====== Available records ======

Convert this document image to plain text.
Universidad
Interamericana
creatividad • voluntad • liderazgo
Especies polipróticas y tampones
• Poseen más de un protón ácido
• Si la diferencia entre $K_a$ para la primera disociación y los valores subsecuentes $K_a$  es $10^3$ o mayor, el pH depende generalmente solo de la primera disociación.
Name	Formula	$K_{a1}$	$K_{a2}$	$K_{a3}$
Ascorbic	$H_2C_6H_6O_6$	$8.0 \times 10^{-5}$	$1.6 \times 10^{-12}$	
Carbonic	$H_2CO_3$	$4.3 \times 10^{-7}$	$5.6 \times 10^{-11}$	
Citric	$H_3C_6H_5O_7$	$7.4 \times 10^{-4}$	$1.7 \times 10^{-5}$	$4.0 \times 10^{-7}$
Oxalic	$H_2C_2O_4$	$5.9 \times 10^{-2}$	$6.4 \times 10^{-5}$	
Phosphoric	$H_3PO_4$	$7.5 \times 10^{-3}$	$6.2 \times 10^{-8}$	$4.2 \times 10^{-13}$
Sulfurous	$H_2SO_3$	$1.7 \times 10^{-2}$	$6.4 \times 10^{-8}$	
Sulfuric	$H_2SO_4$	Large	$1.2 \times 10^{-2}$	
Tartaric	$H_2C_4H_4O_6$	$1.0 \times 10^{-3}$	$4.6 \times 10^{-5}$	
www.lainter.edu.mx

======

▶ Goal: In the listing above, locate each line with "times" and copy it.

▶ The response:
Ascorbic	$H_2C_6H_6O_6$	$8.0 \times 10^{-5}$	$1.6 \times 10^{-12}$	
Carbonic	$H_2CO_3$	$4.3 \times 10^{-7}$	$5.6 \times 10^{-11}$	
Citric	$H_3C_6H_5O_7$	$7.4 \times 10^{-4}$	$1.7 \times 10^{-5}$	$4.0 \times 10^{-7}$
Oxalic	$H_2C_2O_4$	$5.9 \times 10^{-2}$	$6.4 \times 10^{-5}$	
Phosphoric	$H_3PO_4$	$7.5 \times 10^{-3}$	$6.2 \times 10^{-8}$	$4.2 \times 10^{-13}$
Sulfurous	$H_2SO_3$	$1.7 \times 10^{-2}$	$6.4 \times 10^{-8}$	
Sulfuric	$H_2SO_4$	Large	$1.2 \times 10^{-2}$	
Tartaric	$H_2C_4H_4O_6$	$1.0 \times 10^{-3}$	$4.6 \times 10^{-5}$	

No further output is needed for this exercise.